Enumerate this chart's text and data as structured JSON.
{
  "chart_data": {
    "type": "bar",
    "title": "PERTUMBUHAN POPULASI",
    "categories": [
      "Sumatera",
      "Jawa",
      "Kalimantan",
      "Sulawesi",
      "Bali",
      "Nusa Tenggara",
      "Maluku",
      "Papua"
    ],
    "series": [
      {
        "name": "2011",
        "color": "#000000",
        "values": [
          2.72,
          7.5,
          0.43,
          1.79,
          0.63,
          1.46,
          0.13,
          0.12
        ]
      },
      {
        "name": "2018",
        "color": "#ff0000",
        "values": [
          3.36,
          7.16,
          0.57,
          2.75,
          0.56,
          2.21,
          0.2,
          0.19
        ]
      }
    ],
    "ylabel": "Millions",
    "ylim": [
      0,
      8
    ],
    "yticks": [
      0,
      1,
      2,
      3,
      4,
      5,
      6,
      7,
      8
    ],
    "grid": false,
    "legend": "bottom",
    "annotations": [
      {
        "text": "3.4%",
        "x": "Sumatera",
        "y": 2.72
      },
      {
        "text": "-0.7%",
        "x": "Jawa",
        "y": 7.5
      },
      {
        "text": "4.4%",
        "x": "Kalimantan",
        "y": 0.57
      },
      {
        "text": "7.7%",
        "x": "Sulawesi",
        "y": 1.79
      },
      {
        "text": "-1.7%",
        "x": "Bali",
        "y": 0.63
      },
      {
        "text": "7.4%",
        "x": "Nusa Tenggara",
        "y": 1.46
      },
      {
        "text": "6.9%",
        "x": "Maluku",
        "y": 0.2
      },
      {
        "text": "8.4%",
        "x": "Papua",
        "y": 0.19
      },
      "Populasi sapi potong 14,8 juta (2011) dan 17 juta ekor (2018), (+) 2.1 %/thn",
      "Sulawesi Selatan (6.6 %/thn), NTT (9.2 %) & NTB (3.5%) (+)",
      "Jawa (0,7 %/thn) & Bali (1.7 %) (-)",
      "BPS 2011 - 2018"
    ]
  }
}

* _Task to complete_: State the count of lines in the data holding the word "Sulawesi", adding nothing to it.

* _Solution for this problem_: 3